Copy out the complete listing, word for word.
**** Supplied information
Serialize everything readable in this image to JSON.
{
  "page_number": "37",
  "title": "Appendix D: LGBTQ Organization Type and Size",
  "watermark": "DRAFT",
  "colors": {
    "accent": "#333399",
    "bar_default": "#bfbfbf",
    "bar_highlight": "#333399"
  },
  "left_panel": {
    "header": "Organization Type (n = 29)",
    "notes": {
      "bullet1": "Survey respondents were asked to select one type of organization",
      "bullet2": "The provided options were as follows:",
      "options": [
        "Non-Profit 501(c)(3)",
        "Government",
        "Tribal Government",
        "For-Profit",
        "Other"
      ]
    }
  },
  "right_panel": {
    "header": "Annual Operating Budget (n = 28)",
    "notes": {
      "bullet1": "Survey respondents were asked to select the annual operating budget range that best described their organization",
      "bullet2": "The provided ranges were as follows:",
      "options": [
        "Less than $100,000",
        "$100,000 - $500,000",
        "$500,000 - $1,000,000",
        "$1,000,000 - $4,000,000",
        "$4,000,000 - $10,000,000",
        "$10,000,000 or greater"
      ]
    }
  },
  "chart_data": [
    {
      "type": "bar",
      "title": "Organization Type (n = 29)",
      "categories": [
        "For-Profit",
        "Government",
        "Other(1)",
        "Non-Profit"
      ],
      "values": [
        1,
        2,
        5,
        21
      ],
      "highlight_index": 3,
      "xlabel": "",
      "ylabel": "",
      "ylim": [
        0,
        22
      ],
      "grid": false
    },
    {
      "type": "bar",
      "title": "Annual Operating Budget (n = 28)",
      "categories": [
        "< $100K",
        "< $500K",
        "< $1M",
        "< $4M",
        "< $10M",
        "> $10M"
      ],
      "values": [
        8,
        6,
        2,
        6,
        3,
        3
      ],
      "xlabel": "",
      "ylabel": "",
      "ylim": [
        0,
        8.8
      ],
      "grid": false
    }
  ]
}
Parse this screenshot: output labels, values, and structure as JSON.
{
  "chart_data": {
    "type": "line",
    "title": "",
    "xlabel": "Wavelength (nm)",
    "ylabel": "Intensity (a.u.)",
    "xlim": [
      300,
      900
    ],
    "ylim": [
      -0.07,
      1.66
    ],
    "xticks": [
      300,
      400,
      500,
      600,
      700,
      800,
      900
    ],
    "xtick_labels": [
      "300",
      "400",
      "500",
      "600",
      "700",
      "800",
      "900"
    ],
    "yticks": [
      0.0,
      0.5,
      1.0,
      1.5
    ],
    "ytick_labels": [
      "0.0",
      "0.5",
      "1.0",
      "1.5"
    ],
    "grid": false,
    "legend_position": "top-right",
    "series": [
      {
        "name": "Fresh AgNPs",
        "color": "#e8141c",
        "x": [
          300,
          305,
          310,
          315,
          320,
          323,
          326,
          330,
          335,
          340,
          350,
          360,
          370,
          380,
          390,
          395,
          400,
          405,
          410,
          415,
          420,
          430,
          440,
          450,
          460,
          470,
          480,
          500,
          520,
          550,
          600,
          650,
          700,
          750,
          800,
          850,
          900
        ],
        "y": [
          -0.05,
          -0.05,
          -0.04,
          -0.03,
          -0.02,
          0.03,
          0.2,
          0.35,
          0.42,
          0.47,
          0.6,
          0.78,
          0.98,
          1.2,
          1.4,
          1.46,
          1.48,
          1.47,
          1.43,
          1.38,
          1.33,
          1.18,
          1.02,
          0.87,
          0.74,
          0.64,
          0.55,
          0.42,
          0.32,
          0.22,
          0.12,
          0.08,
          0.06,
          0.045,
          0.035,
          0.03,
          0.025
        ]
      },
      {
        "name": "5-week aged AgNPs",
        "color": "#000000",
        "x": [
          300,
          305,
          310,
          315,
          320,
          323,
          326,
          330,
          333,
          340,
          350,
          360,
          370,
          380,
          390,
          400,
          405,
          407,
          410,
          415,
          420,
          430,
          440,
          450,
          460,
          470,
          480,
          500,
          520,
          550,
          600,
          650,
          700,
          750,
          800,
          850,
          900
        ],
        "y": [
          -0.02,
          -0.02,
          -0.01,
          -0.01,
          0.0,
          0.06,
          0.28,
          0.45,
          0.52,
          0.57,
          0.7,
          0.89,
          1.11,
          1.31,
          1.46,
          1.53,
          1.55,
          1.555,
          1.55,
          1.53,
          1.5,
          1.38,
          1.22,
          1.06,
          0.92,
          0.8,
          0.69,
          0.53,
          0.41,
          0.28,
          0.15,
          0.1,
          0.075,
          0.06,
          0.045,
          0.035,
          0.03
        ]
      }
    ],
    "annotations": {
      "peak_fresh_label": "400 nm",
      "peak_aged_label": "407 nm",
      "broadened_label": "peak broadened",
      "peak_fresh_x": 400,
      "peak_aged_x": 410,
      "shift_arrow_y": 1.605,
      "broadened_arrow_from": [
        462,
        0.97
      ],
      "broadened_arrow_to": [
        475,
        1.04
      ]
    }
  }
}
********
Written solution:
Serialize everything readable in this image to JSON.
{
  "page_number": "37",
  "title": "Appendix D: LGBTQ Organization Type and Size",
  "watermark": "DRAFT",
  "colors": {
    "accent": "#333399",
    "bar_default": "#bfbfbf",
    "bar_highlight": "#333399"
  },
  "left_panel": {
    "header": "Organization Type (n = 29)",
    "notes": {
      "bullet1": "Survey respondents were asked to select one type of organization",
      "bullet2": "The provided options were as follows:",
      "options": [
        "Non-Profit 501(c)(3)",
        "Government",
        "Tribal Government",
        "For-Profit",
        "Other"
      ]
    }
  },
  "right_panel": {
    "header": "Annual Operating Budget (n = 28)",
    "notes": {
      "bullet1": "Survey respondents were asked to select the annual operating budget range that best described their organization",
      "bullet2": "The provided ranges were as follows:",
      "options": [
        "Less than $100,000",
        "$100,000 - $500,000",
        "$500,000 - $1,000,000",
        "$1,000,000 - $4,000,000",
        "$4,000,000 - $10,000,000",
        "$10,000,000 or greater"
      ]
    }
  },
  "chart_data": [
    {
      "type": "bar",
      "title": "Organization Type (n = 29)",
      "categories": [
        "For-Profit",
        "Government",
        "Other(1)",
        "Non-Profit"
      ],
      "values": [
        1,
        2,
        5,
        21
      ],
      "highlight_index": 3,
      "xlabel": "",
      "ylabel": "",
      "ylim": [
        0,
        22
      ],
      "grid": false
    },
    {
      "type": "bar",
      "title": "Annual Operating Budget (n = 28)",
      "categories": [
        "< $100K",
        "< $500K",
        "< $1M",
        "< $4M",
        "< $10M",
        "> $10M"
      ],
      "values": [
        8,
        6,
        2,
        6,
        3,
        3
      ],
      "xlabel": "",
      "ylabel": "",
      "ylim": [
        0,
        8.8
      ],
      "grid": false
    }
  ]
}
Parse this screenshot: output labels, values, and structure as JSON.
{
  "chart_data": {
    "type": "line",
    "title": "",
    "xlabel": "Wavelength (nm)",
    "ylabel": "Intensity (a.u.)",
    "xlim": [
      300,
      900
    ],
    "ylim": [
      -0.07,
      1.66
    ],
    "xticks": [
      300,
      400,
      500,
      600,
      700,
      800,
      900
    ],
    "xtick_labels": [
      "300",
      "400",
      "500",
      "600",
      "700",
      "800",
      "900"
    ],
    "yticks": [
      0.0,
      0.5,
      1.0,
      1.5
    ],
    "ytick_labels": [
      "0.0",
      "0.5",
      "1.0",
      "1.5"
    ],
    "grid": false,
    "legend_position": "top-right",
    "series": [
      {
        "name": "Fresh AgNPs",
        "color": "#e8141c",
        "x": [
          300,
          305,
          310,
          315,
          320,
          323,
          326,
          330,
          335,
          340,
          350,
          360,
          370,
          380,
          390,
          395,
          400,
          405,
          410,
          415,
          420,
          430,
          440,
          450,
          460,
          470,
          480,
          500,
          520,
          550,
          600,
          650,
          700,
          750,
          800,
          850,
          900
        ],
        "y": [
          -0.05,
          -0.05,
          -0.04,
          -0.03,
          -0.02,
          0.03,
          0.2,
          0.35,
          0.42,
          0.47,
          0.6,
          0.78,
          0.98,
          1.2,
          1.4,
          1.46,
          1.48,
          1.47,
          1.43,
          1.38,
          1.33,
          1.18,
          1.02,
          0.87,
          0.74,
          0.64,
          0.55,
          0.42,
          0.32,
          0.22,
          0.12,
          0.08,
          0.06,
          0.045,
          0.035,
          0.03,
          0.025
        ]
      },
      {
        "name": "5-week aged AgNPs",
        "color": "#000000",
        "x": [
          300,
          305,
          310,
          315,
          320,
          323,
          326,
          330,
          333,
          340,
          350,
          360,
          370,
          380,
          390,
          400,
          405,
          407,
          410,
          415,
          420,
          430,
          440,
          450,
          460,
          470,
          480,
          500,
          520,
          550,
          600,
          650,
          700,
          750,
          800,
          850,
          900
        ],
        "y": [
          -0.02,
          -0.02,
          -0.01,
          -0.01,
          0.0,
          0.06,
          0.28,
          0.45,
          0.52,
          0.57,
          0.7,
          0.89,
          1.11,
          1.31,
          1.46,
          1.53,
          1.55,
          1.555,
          1.55,
          1.53,
          1.5,
          1.38,
          1.22,
          1.06,
          0.92,
          0.8,
          0.69,
          0.53,
          0.41,
          0.28,
          0.15,
          0.1,
          0.075,
          0.06,
          0.045,
          0.035,
          0.03
        ]
      }
    ],
    "annotations": {
      "peak_fresh_label": "400 nm",
      "peak_aged_label": "407 nm",
      "broadened_label": "peak broadened",
      "peak_fresh_x": 400,
      "peak_aged_x": 410,
      "shift_arrow_y": 1.605,
      "broadened_arrow_from": [
        462,
        0.97
      ],
      "broadened_arrow_to": [
        475,
        1.04
      ]
    }
  }
}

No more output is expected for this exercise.